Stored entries
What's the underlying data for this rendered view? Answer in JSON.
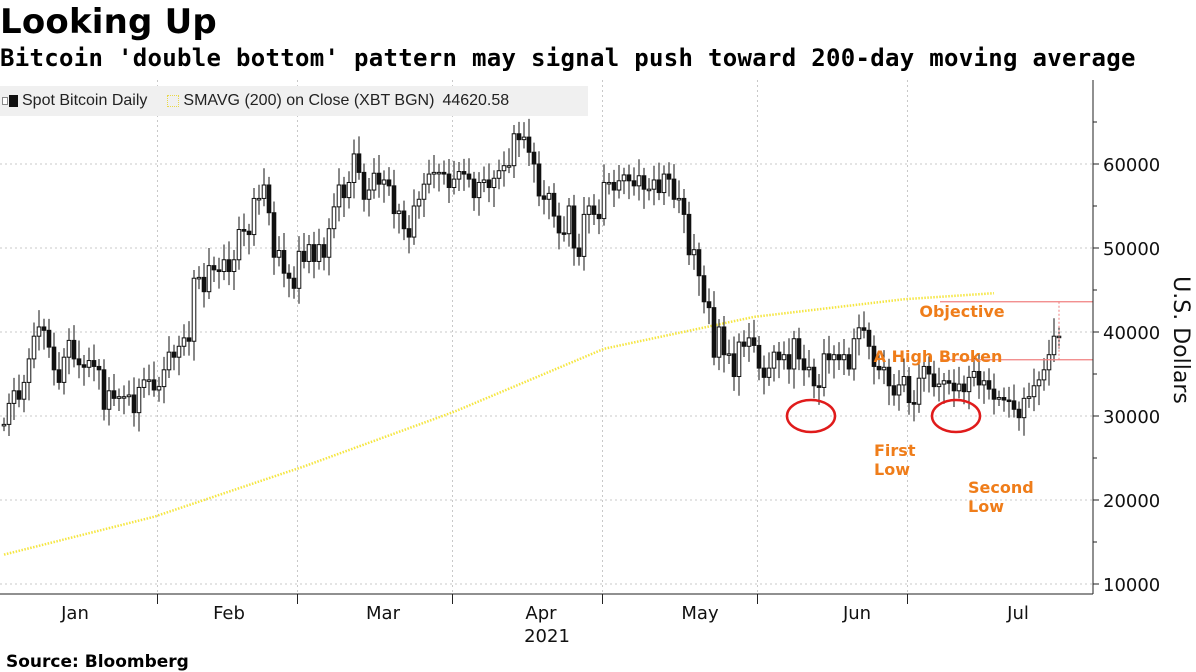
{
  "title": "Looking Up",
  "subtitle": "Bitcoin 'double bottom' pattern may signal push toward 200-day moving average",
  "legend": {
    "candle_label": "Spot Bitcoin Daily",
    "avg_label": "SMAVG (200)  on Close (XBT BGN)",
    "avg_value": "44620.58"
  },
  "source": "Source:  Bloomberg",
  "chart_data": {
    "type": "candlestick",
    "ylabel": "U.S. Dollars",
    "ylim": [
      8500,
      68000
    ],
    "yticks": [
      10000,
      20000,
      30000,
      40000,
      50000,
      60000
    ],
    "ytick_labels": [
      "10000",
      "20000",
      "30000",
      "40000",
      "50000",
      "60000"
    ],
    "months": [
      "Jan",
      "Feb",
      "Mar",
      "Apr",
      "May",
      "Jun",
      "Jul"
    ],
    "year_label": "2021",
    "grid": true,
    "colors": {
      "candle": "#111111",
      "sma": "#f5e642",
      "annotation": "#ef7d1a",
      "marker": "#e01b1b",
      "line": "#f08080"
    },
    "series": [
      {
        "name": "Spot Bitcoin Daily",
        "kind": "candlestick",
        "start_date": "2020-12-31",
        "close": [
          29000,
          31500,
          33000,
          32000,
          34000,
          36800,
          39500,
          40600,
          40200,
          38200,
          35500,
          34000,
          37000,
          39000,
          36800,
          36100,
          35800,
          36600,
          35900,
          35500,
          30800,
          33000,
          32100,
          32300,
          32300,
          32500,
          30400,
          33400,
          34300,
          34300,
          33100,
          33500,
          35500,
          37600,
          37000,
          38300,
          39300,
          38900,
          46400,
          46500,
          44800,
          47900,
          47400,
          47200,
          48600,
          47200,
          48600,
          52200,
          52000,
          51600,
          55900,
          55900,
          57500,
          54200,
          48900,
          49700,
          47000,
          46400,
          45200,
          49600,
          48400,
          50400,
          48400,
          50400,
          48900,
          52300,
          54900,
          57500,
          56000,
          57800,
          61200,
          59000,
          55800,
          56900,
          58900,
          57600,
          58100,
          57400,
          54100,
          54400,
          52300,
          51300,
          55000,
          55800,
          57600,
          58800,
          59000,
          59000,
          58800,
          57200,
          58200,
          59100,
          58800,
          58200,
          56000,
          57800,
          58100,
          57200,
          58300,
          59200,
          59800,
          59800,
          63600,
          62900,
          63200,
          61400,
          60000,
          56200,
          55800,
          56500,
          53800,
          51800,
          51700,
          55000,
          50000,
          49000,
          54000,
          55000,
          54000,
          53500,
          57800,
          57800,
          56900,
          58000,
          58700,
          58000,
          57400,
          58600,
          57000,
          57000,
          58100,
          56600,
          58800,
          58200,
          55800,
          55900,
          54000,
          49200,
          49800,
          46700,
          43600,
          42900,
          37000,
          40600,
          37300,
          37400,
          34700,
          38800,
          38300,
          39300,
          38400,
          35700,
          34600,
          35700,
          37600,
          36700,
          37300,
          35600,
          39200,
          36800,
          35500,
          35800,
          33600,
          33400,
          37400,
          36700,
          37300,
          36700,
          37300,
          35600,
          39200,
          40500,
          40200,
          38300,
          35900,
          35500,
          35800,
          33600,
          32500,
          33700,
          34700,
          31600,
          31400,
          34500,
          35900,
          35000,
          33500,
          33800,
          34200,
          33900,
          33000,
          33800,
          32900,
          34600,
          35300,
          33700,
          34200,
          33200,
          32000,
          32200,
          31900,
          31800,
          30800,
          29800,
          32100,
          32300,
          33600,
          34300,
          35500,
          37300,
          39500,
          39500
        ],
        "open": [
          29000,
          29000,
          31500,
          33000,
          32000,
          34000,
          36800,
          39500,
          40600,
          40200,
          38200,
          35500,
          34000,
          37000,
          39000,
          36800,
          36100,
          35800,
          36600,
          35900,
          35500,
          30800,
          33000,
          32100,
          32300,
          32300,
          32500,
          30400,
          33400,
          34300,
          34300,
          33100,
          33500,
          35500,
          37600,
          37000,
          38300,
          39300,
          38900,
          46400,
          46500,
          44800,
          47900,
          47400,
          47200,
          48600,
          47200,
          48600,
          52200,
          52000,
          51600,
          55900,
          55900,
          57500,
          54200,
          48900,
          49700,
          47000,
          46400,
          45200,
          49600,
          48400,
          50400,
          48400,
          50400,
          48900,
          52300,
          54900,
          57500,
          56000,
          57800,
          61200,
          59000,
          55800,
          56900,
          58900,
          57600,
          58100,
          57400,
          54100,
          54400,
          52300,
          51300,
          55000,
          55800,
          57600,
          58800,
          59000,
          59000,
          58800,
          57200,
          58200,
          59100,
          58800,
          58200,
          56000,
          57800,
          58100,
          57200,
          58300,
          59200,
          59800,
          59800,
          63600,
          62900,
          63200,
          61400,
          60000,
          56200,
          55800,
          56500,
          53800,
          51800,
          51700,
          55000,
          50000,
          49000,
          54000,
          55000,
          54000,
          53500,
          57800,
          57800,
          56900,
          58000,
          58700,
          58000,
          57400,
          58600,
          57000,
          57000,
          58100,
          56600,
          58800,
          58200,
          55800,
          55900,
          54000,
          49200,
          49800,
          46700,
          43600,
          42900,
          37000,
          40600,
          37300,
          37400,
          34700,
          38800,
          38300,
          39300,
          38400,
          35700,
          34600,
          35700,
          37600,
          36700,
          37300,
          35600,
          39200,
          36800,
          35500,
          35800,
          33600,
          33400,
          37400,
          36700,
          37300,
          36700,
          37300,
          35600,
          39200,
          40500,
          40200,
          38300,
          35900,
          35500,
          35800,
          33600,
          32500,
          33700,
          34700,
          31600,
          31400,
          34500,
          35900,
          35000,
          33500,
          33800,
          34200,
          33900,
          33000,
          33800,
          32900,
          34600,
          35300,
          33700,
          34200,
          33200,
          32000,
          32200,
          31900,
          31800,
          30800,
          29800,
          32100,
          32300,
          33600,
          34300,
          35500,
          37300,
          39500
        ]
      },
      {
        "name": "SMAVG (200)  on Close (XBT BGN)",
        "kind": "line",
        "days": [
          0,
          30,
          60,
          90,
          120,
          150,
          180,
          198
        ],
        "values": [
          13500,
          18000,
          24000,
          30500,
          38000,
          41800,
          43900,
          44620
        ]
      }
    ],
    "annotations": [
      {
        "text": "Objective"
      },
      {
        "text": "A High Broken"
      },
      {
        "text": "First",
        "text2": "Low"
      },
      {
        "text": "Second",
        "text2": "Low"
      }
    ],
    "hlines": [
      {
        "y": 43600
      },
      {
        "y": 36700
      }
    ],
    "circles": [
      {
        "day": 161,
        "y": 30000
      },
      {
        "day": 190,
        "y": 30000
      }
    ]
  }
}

TASK: Copy the data character for character, but drop all pictures from the copy.

EXERCISE SOLUTION:
What's the underlying data for this rendered view? Answer in JSON.
{
  "title": "Looking Up",
  "subtitle": "Bitcoin 'double bottom' pattern may signal push toward 200-day moving average",
  "legend": {
    "candle_label": "Spot Bitcoin Daily",
    "avg_label": "SMAVG (200)  on Close (XBT BGN)",
    "avg_value": "44620.58"
  },
  "source": "Source:  Bloomberg",
  "chart_data": {
    "type": "candlestick",
    "ylabel": "U.S. Dollars",
    "ylim": [
      8500,
      68000
    ],
    "yticks": [
      10000,
      20000,
      30000,
      40000,
      50000,
      60000
    ],
    "ytick_labels": [
      "10000",
      "20000",
      "30000",
      "40000",
      "50000",
      "60000"
    ],
    "months": [
      "Jan",
      "Feb",
      "Mar",
      "Apr",
      "May",
      "Jun",
      "Jul"
    ],
    "year_label": "2021",
    "grid": true,
    "colors": {
      "candle": "#111111",
      "sma": "#f5e642",
      "annotation": "#ef7d1a",
      "marker": "#e01b1b",
      "line": "#f08080"
    },
    "series": [
      {
        "name": "Spot Bitcoin Daily",
        "kind": "candlestick",
        "start_date": "2020-12-31",
        "close": [
          29000,
          31500,
          33000,
          32000,
          34000,
          36800,
          39500,
          40600,
          40200,
          38200,
          35500,
          34000,
          37000,
          39000,
          36800,
          36100,
          35800,
          36600,
          35900,
          35500,
          30800,
          33000,
          32100,
          32300,
          32300,
          32500,
          30400,
          33400,
          34300,
          34300,
          33100,
          33500,
          35500,
          37600,
          37000,
          38300,
          39300,
          38900,
          46400,
          46500,
          44800,
          47900,
          47400,
          47200,
          48600,
          47200,
          48600,
          52200,
          52000,
          51600,
          55900,
          55900,
          57500,
          54200,
          48900,
          49700,
          47000,
          46400,
          45200,
          49600,
          48400,
          50400,
          48400,
          50400,
          48900,
          52300,
          54900,
          57500,
          56000,
          57800,
          61200,
          59000,
          55800,
          56900,
          58900,
          57600,
          58100,
          57400,
          54100,
          54400,
          52300,
          51300,
          55000,
          55800,
          57600,
          58800,
          59000,
          59000,
          58800,
          57200,
          58200,
          59100,
          58800,
          58200,
          56000,
          57800,
          58100,
          57200,
          58300,
          59200,
          59800,
          59800,
          63600,
          62900,
          63200,
          61400,
          60000,
          56200,
          55800,
          56500,
          53800,
          51800,
          51700,
          55000,
          50000,
          49000,
          54000,
          55000,
          54000,
          53500,
          57800,
          57800,
          56900,
          58000,
          58700,
          58000,
          57400,
          58600,
          57000,
          57000,
          58100,
          56600,
          58800,
          58200,
          55800,
          55900,
          54000,
          49200,
          49800,
          46700,
          43600,
          42900,
          37000,
          40600,
          37300,
          37400,
          34700,
          38800,
          38300,
          39300,
          38400,
          35700,
          34600,
          35700,
          37600,
          36700,
          37300,
          35600,
          39200,
          36800,
          35500,
          35800,
          33600,
          33400,
          37400,
          36700,
          37300,
          36700,
          37300,
          35600,
          39200,
          40500,
          40200,
          38300,
          35900,
          35500,
          35800,
          33600,
          32500,
          33700,
          34700,
          31600,
          31400,
          34500,
          35900,
          35000,
          33500,
          33800,
          34200,
          33900,
          33000,
          33800,
          32900,
          34600,
          35300,
          33700,
          34200,
          33200,
          32000,
          32200,
          31900,
          31800,
          30800,
          29800,
          32100,
          32300,
          33600,
          34300,
          35500,
          37300,
          39500,
          39500
        ],
        "open": [
          29000,
          29000,
          31500,
          33000,
          32000,
          34000,
          36800,
          39500,
          40600,
          40200,
          38200,
          35500,
          34000,
          37000,
          39000,
          36800,
          36100,
          35800,
          36600,
          35900,
          35500,
          30800,
          33000,
          32100,
          32300,
          32300,
          32500,
          30400,
          33400,
          34300,
          34300,
          33100,
          33500,
          35500,
          37600,
          37000,
          38300,
          39300,
          38900,
          46400,
          46500,
          44800,
          47900,
          47400,
          47200,
          48600,
          47200,
          48600,
          52200,
          52000,
          51600,
          55900,
          55900,
          57500,
          54200,
          48900,
          49700,
          47000,
          46400,
          45200,
          49600,
          48400,
          50400,
          48400,
          50400,
          48900,
          52300,
          54900,
          57500,
          56000,
          57800,
          61200,
          59000,
          55800,
          56900,
          58900,
          57600,
          58100,
          57400,
          54100,
          54400,
          52300,
          51300,
          55000,
          55800,
          57600,
          58800,
          59000,
          59000,
          58800,
          57200,
          58200,
          59100,
          58800,
          58200,
          56000,
          57800,
          58100,
          57200,
          58300,
          59200,
          59800,
          59800,
          63600,
          62900,
          63200,
          61400,
          60000,
          56200,
          55800,
          56500,
          53800,
          51800,
          51700,
          55000,
          50000,
          49000,
          54000,
          55000,
          54000,
          53500,
          57800,
          57800,
          56900,
          58000,
          58700,
          58000,
          57400,
          58600,
          57000,
          57000,
          58100,
          56600,
          58800,
          58200,
          55800,
          55900,
          54000,
          49200,
          49800,
          46700,
          43600,
          42900,
          37000,
          40600,
          37300,
          37400,
          34700,
          38800,
          38300,
          39300,
          38400,
          35700,
          34600,
          35700,
          37600,
          36700,
          37300,
          35600,
          39200,
          36800,
          35500,
          35800,
          33600,
          33400,
          37400,
          36700,
          37300,
          36700,
          37300,
          35600,
          39200,
          40500,
          40200,
          38300,
          35900,
          35500,
          35800,
          33600,
          32500,
          33700,
          34700,
          31600,
          31400,
          34500,
          35900,
          35000,
          33500,
          33800,
          34200,
          33900,
          33000,
          33800,
          32900,
          34600,
          35300,
          33700,
          34200,
          33200,
          32000,
          32200,
          31900,
          31800,
          30800,
          29800,
          32100,
          32300,
          33600,
          34300,
          35500,
          37300,
          39500
        ]
      },
      {
        "name": "SMAVG (200)  on Close (XBT BGN)",
        "kind": "line",
        "days": [
          0,
          30,
          60,
          90,
          120,
          150,
          180,
          198
        ],
        "values": [
          13500,
          18000,
          24000,
          30500,
          38000,
          41800,
          43900,
          44620
        ]
      }
    ],
    "annotations": [
      {
        "text": "Objective"
      },
      {
        "text": "A High Broken"
      },
      {
        "text": "First",
        "text2": "Low"
      },
      {
        "text": "Second",
        "text2": "Low"
      }
    ],
    "hlines": [
      {
        "y": 43600
      },
      {
        "y": 36700
      }
    ],
    "circles": [
      {
        "day": 161,
        "y": 30000
      },
      {
        "day": 190,
        "y": 30000
      }
    ]
  }
}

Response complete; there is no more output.